**Instructions for the task**
Give the records back in full, exactly as they read.

**Data rows**

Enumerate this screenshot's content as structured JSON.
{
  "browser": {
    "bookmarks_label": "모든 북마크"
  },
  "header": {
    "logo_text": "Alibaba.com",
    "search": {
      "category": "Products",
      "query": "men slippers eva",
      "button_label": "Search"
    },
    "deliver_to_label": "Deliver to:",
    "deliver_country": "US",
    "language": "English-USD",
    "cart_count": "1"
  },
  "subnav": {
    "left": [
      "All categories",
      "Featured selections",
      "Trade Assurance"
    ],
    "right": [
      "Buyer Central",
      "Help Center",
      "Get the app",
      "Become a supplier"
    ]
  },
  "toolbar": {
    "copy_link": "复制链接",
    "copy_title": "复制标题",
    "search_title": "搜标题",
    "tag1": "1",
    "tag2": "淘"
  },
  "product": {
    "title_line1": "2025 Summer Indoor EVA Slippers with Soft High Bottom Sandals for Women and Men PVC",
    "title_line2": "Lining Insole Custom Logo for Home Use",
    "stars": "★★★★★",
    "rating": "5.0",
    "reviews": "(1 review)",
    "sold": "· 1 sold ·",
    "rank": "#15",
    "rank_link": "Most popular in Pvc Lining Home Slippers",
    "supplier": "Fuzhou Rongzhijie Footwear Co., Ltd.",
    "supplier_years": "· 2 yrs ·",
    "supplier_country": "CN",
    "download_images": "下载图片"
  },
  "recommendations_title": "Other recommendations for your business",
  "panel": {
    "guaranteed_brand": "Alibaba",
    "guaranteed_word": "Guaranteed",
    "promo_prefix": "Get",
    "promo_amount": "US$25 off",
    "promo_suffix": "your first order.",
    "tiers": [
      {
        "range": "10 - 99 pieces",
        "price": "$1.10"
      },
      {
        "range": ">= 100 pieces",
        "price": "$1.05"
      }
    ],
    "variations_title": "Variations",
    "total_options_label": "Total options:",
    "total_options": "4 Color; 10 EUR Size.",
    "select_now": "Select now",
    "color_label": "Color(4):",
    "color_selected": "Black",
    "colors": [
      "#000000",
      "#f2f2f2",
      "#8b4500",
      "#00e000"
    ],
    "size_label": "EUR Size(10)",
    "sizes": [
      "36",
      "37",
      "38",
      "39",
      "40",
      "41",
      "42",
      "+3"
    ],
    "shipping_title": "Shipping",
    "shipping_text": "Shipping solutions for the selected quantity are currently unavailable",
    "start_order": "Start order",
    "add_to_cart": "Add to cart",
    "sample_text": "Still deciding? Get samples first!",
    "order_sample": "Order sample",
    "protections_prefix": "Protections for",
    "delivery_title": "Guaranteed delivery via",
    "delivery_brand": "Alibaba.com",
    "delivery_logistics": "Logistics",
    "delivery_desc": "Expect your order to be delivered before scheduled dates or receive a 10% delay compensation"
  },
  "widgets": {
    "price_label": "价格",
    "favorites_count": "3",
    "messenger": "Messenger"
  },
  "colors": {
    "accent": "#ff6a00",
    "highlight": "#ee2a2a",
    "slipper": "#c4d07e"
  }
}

**The reply**
Enumerate this screenshot's content as structured JSON.
{
  "browser": {
    "bookmarks_label": "모든 북마크"
  },
  "header": {
    "logo_text": "Alibaba.com",
    "search": {
      "category": "Products",
      "query": "men slippers eva",
      "button_label": "Search"
    },
    "deliver_to_label": "Deliver to:",
    "deliver_country": "US",
    "language": "English-USD",
    "cart_count": "1"
  },
  "subnav": {
    "left": [
      "All categories",
      "Featured selections",
      "Trade Assurance"
    ],
    "right": [
      "Buyer Central",
      "Help Center",
      "Get the app",
      "Become a supplier"
    ]
  },
  "toolbar": {
    "copy_link": "复制链接",
    "copy_title": "复制标题",
    "search_title": "搜标题",
    "tag1": "1",
    "tag2": "淘"
  },
  "product": {
    "title_line1": "2025 Summer Indoor EVA Slippers with Soft High Bottom Sandals for Women and Men PVC",
    "title_line2": "Lining Insole Custom Logo for Home Use",
    "stars": "★★★★★",
    "rating": "5.0",
    "reviews": "(1 review)",
    "sold": "· 1 sold ·",
    "rank": "#15",
    "rank_link": "Most popular in Pvc Lining Home Slippers",
    "supplier": "Fuzhou Rongzhijie Footwear Co., Ltd.",
    "supplier_years": "· 2 yrs ·",
    "supplier_country": "CN",
    "download_images": "下载图片"
  },
  "recommendations_title": "Other recommendations for your business",
  "panel": {
    "guaranteed_brand": "Alibaba",
    "guaranteed_word": "Guaranteed",
    "promo_prefix": "Get",
    "promo_amount": "US$25 off",
    "promo_suffix": "your first order.",
    "tiers": [
      {
        "range": "10 - 99 pieces",
        "price": "$1.10"
      },
      {
        "range": ">= 100 pieces",
        "price": "$1.05"
      }
    ],
    "variations_title": "Variations",
    "total_options_label": "Total options:",
    "total_options": "4 Color; 10 EUR Size.",
    "select_now": "Select now",
    "color_label": "Color(4):",
    "color_selected": "Black",
    "colors": [
      "#000000",
      "#f2f2f2",
      "#8b4500",
      "#00e000"
    ],
    "size_label": "EUR Size(10)",
    "sizes": [
      "36",
      "37",
      "38",
      "39",
      "40",
      "41",
      "42",
      "+3"
    ],
    "shipping_title": "Shipping",
    "shipping_text": "Shipping solutions for the selected quantity are currently unavailable",
    "start_order": "Start order",
    "add_to_cart": "Add to cart",
    "sample_text": "Still deciding? Get samples first!",
    "order_sample": "Order sample",
    "protections_prefix": "Protections for",
    "delivery_title": "Guaranteed delivery via",
    "delivery_brand": "Alibaba.com",
    "delivery_logistics": "Logistics",
    "delivery_desc": "Expect your order to be delivered before scheduled dates or receive a 10% delay compensation"
  },
  "widgets": {
    "price_label": "价格",
    "favorites_count": "3",
    "messenger": "Messenger"
  },
  "colors": {
    "accent": "#ff6a00",
    "highlight": "#ee2a2a",
    "slipper": "#c4d07e"
  }
}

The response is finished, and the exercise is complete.